▸ **DATA FOR THE TASK**

# # # # # # #

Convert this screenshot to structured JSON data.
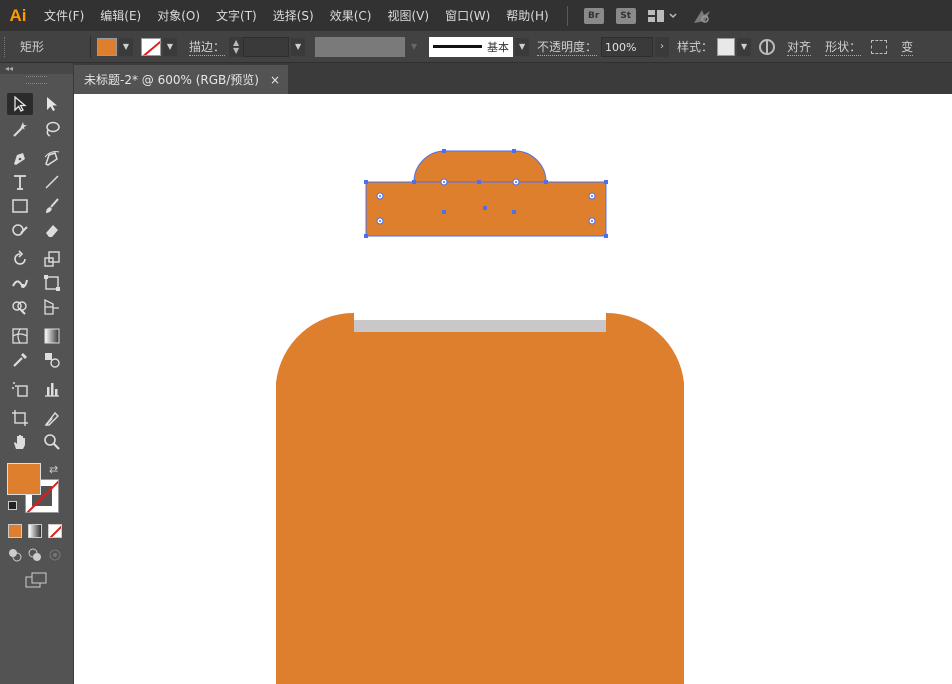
{
  "app": {
    "logo": "Ai"
  },
  "menu": {
    "items": [
      "文件(F)",
      "编辑(E)",
      "对象(O)",
      "文字(T)",
      "选择(S)",
      "效果(C)",
      "视图(V)",
      "窗口(W)",
      "帮助(H)"
    ],
    "bridge": "Br",
    "stock": "St"
  },
  "control": {
    "tool_name": "矩形",
    "stroke_label": "描边：",
    "profile_label": "基本",
    "opacity_label": "不透明度：",
    "opacity_value": "100%",
    "style_label": "样式：",
    "align_label": "对齐",
    "shape_label": "形状：",
    "transform_label": "变"
  },
  "tab": {
    "title": "未标题-2* @ 600% (RGB/预览)",
    "close": "×"
  },
  "colors": {
    "fill": "#de7f2e",
    "selection": "#4a6ff0",
    "lid": "#c8c8c8"
  },
  "icons": [
    "selection-icon",
    "direct-selection-icon",
    "magic-wand-icon",
    "lasso-icon",
    "pen-icon",
    "curvature-icon",
    "type-icon",
    "line-icon",
    "rectangle-icon",
    "paintbrush-icon",
    "shaper-icon",
    "eraser-icon",
    "rotate-icon",
    "scale-icon",
    "warp-icon",
    "free-transform-icon",
    "shape-builder-icon",
    "perspective-icon",
    "mesh-icon",
    "gradient-icon",
    "eyedropper-icon",
    "blend-icon",
    "symbol-sprayer-icon",
    "column-graph-icon",
    "artboard-icon",
    "slice-icon",
    "hand-icon",
    "zoom-icon"
  ]
}
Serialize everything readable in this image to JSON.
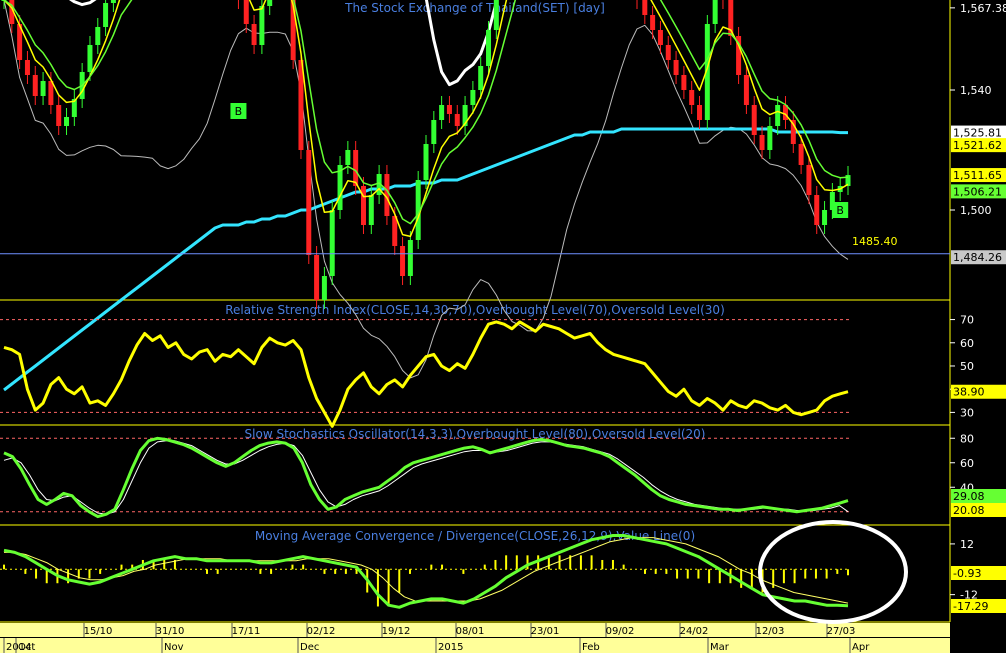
{
  "chart_data": [
    {
      "type": "candlestick",
      "title": "The Stock Exchange of Thailand(SET) [day]",
      "ylim": [
        1470,
        1570
      ],
      "yticks": [
        {
          "label": "1,567.38",
          "value": 1567.38
        },
        {
          "label": "1,540",
          "value": 1540
        },
        {
          "label": "1,500",
          "value": 1500
        }
      ],
      "price_tags": [
        {
          "label": "1,525.81",
          "value": 1525.81,
          "bg": "#ffffff",
          "fg": "#000000"
        },
        {
          "label": "1,521.62",
          "value": 1521.62,
          "bg": "#ffff00",
          "fg": "#000000"
        },
        {
          "label": "1,511.65",
          "value": 1511.65,
          "bg": "#ffff00",
          "fg": "#000000"
        },
        {
          "label": "1,506.21",
          "value": 1506.21,
          "bg": "#66ff33",
          "fg": "#000000"
        },
        {
          "label": "1,484.26",
          "value": 1484.26,
          "bg": "#c8c8c8",
          "fg": "#000000"
        }
      ],
      "reference_line": {
        "label": "1485.40",
        "value": 1485.4
      },
      "signals": [
        {
          "label": "B",
          "x": 30,
          "value": 1533
        },
        {
          "label": "B",
          "x": 107,
          "value": 1500
        }
      ],
      "closes": [
        1570,
        1562,
        1550,
        1545,
        1538,
        1543,
        1535,
        1528,
        1531,
        1537,
        1546,
        1555,
        1561,
        1569,
        1578,
        1588,
        1582,
        1586,
        1590,
        1595,
        1605,
        1598,
        1592,
        1586,
        1580,
        1585,
        1590,
        1586,
        1580,
        1575,
        1570,
        1562,
        1555,
        1568,
        1585,
        1590,
        1575,
        1550,
        1520,
        1485,
        1470,
        1478,
        1500,
        1515,
        1520,
        1508,
        1495,
        1505,
        1512,
        1498,
        1488,
        1478,
        1490,
        1510,
        1522,
        1530,
        1535,
        1532,
        1528,
        1535,
        1540,
        1548,
        1560,
        1575,
        1590,
        1600,
        1610,
        1620,
        1615,
        1608,
        1612,
        1618,
        1610,
        1605,
        1600,
        1595,
        1590,
        1585,
        1580,
        1578,
        1575,
        1570,
        1565,
        1560,
        1555,
        1550,
        1545,
        1540,
        1535,
        1530,
        1562,
        1575,
        1570,
        1558,
        1545,
        1535,
        1525,
        1520,
        1528,
        1535,
        1530,
        1522,
        1515,
        1505,
        1495,
        1500,
        1506,
        1508,
        1511.65
      ],
      "ma_slow": [
        1440,
        1442,
        1444,
        1446,
        1448,
        1450,
        1452,
        1454,
        1456,
        1458,
        1460,
        1462,
        1464,
        1466,
        1468,
        1470,
        1472,
        1474,
        1476,
        1478,
        1480,
        1482,
        1484,
        1486,
        1488,
        1490,
        1492,
        1494,
        1495,
        1495,
        1495,
        1496,
        1496,
        1497,
        1497,
        1498,
        1498,
        1499,
        1500,
        1500,
        1501,
        1502,
        1503,
        1504,
        1505,
        1506,
        1506,
        1507,
        1507,
        1507,
        1508,
        1508,
        1508,
        1509,
        1509,
        1509,
        1510,
        1510,
        1510,
        1511,
        1512,
        1513,
        1514,
        1515,
        1516,
        1517,
        1518,
        1519,
        1520,
        1521,
        1522,
        1523,
        1524,
        1525,
        1525,
        1526,
        1526,
        1526,
        1526,
        1527,
        1527,
        1527,
        1527,
        1527,
        1527,
        1527,
        1527,
        1527,
        1527,
        1527,
        1527,
        1527,
        1527,
        1527,
        1527,
        1527,
        1527,
        1527,
        1527,
        1526,
        1526,
        1526,
        1526,
        1526,
        1526,
        1526,
        1526,
        1525.8,
        1525.81
      ]
    },
    {
      "type": "line",
      "title": "Relative Strength Index(CLOSE,14,30,70),Overbought Level(70),Oversold Level(30)",
      "ylim": [
        25,
        78
      ],
      "yticks": [
        70,
        60,
        50,
        40,
        30
      ],
      "levels": [
        70,
        30
      ],
      "last_label": "38.90",
      "values": [
        58,
        57,
        55,
        40,
        31,
        34,
        42,
        45,
        40,
        38,
        41,
        34,
        35,
        33,
        38,
        44,
        52,
        59,
        64,
        61,
        63,
        58,
        60,
        55,
        53,
        56,
        57,
        52,
        55,
        54,
        57,
        54,
        51,
        58,
        62,
        60,
        59,
        61,
        57,
        45,
        36,
        30,
        24,
        31,
        40,
        44,
        47,
        41,
        38,
        42,
        44,
        41,
        46,
        50,
        54,
        55,
        50,
        48,
        51,
        49,
        55,
        62,
        68,
        69,
        68,
        66,
        69,
        67,
        65,
        68,
        67,
        66,
        64,
        62,
        63,
        64,
        60,
        57,
        55,
        54,
        53,
        52,
        51,
        47,
        43,
        39,
        37,
        40,
        35,
        33,
        36,
        34,
        31,
        35,
        33,
        32,
        35,
        34,
        32,
        31,
        33,
        30,
        29,
        30,
        31,
        35,
        37,
        38,
        38.9
      ]
    },
    {
      "type": "line",
      "title": "Slow Stochastics Oscillator(14,3,3),Overbought Level(80),Oversold Level(20)",
      "ylim": [
        10,
        90
      ],
      "yticks": [
        80,
        60,
        40
      ],
      "levels": [
        80,
        20
      ],
      "last_labels": [
        "29.08",
        "20.08"
      ],
      "k_values": [
        68,
        65,
        55,
        42,
        30,
        26,
        30,
        35,
        33,
        25,
        20,
        16,
        18,
        22,
        38,
        55,
        70,
        78,
        80,
        79,
        77,
        75,
        72,
        68,
        64,
        60,
        57,
        60,
        65,
        70,
        74,
        76,
        77,
        76,
        72,
        60,
        42,
        30,
        22,
        24,
        30,
        33,
        36,
        38,
        40,
        45,
        50,
        56,
        60,
        62,
        64,
        66,
        68,
        70,
        72,
        73,
        71,
        68,
        70,
        72,
        74,
        76,
        78,
        79,
        78,
        76,
        74,
        73,
        72,
        70,
        68,
        65,
        60,
        55,
        50,
        44,
        38,
        33,
        30,
        28,
        26,
        25,
        24,
        23,
        22,
        22,
        21,
        22,
        23,
        24,
        23,
        22,
        21,
        20,
        21,
        22,
        23,
        25,
        27,
        29.08
      ],
      "d_values": [
        62,
        64,
        60,
        50,
        38,
        30,
        29,
        32,
        33,
        28,
        23,
        19,
        18,
        20,
        30,
        45,
        60,
        72,
        77,
        78,
        78,
        76,
        74,
        70,
        66,
        62,
        59,
        59,
        62,
        66,
        70,
        73,
        75,
        76,
        74,
        66,
        52,
        38,
        28,
        24,
        26,
        30,
        33,
        35,
        37,
        41,
        46,
        51,
        56,
        59,
        61,
        63,
        65,
        67,
        69,
        70,
        70,
        69,
        69,
        70,
        72,
        74,
        76,
        77,
        77,
        76,
        75,
        74,
        73,
        71,
        69,
        67,
        63,
        58,
        53,
        48,
        42,
        37,
        33,
        30,
        28,
        26,
        25,
        24,
        23,
        22,
        22,
        22,
        22,
        23,
        23,
        22,
        22,
        21,
        21,
        21,
        22,
        23,
        25,
        20.08
      ]
    },
    {
      "type": "line",
      "title": "Moving Average Convergence / Divergence(CLOSE,26,12,9),Value Line(0)",
      "ylim": [
        -24,
        20
      ],
      "yticks": [
        {
          "label": "12",
          "value": 12
        },
        {
          "label": "-12",
          "value": -12
        }
      ],
      "levels": [
        0
      ],
      "last_labels": [
        "-0.93",
        "-17.29"
      ],
      "macd_values": [
        9,
        8,
        6,
        3,
        0,
        -3,
        -5,
        -6,
        -7,
        -6,
        -4,
        -2,
        0,
        2,
        4,
        5,
        6,
        5,
        5,
        4,
        4,
        4,
        4,
        4,
        3,
        3,
        4,
        5,
        6,
        5,
        4,
        3,
        2,
        1,
        -5,
        -12,
        -17,
        -18,
        -16,
        -15,
        -14,
        -14,
        -15,
        -16,
        -14,
        -11,
        -8,
        -4,
        -1,
        2,
        4,
        6,
        8,
        10,
        12,
        14,
        15,
        16,
        16,
        15,
        14,
        13,
        12,
        10,
        8,
        6,
        3,
        0,
        -3,
        -6,
        -9,
        -12,
        -13,
        -14,
        -15,
        -15,
        -16,
        -17,
        -17,
        -17.29
      ],
      "signal_values": [
        8,
        8,
        7,
        5,
        3,
        0,
        -2,
        -4,
        -5,
        -5,
        -4,
        -3,
        -1,
        0,
        2,
        3,
        4,
        5,
        5,
        5,
        5,
        4,
        4,
        4,
        4,
        4,
        4,
        4,
        5,
        5,
        5,
        4,
        3,
        2,
        0,
        -4,
        -9,
        -13,
        -15,
        -15,
        -15,
        -15,
        -15,
        -15,
        -14,
        -12,
        -10,
        -7,
        -4,
        -1,
        1,
        3,
        5,
        7,
        9,
        11,
        13,
        14,
        15,
        15,
        15,
        14,
        13,
        12,
        10,
        8,
        6,
        3,
        0,
        -2,
        -5,
        -7,
        -9,
        -11,
        -12,
        -13,
        -14,
        -15,
        -16,
        -0.93
      ]
    }
  ],
  "x_axis": {
    "date_labels": [
      "15/10",
      "31/10",
      "17/11",
      "02/12",
      "19/12",
      "08/01",
      "23/01",
      "09/02",
      "24/02",
      "12/03",
      "27/03"
    ],
    "period_labels": [
      "2014",
      "Oct",
      "Nov",
      "Dec",
      "2015",
      "Feb",
      "Mar",
      "Apr"
    ]
  },
  "colors": {
    "bull": "#33ff33",
    "bear": "#ff2222",
    "ma_fast": "#ffff00",
    "ma_mid": "#66ff33",
    "band": "#ffffff",
    "ma_long": "#33e5ff",
    "rsi": "#ffff00",
    "level": "#ff6666",
    "title": "#4a7fe0",
    "panel_border": "#ffff00"
  }
}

# # # # # # #

▸ **WHAT IS BEING ASKED**
Copy all lines from the data that hold the word "JSON".

▸ **ANSWER TO THE TASK**
Convert this screenshot to structured JSON data.
Serialize everything readable in this image to JSON.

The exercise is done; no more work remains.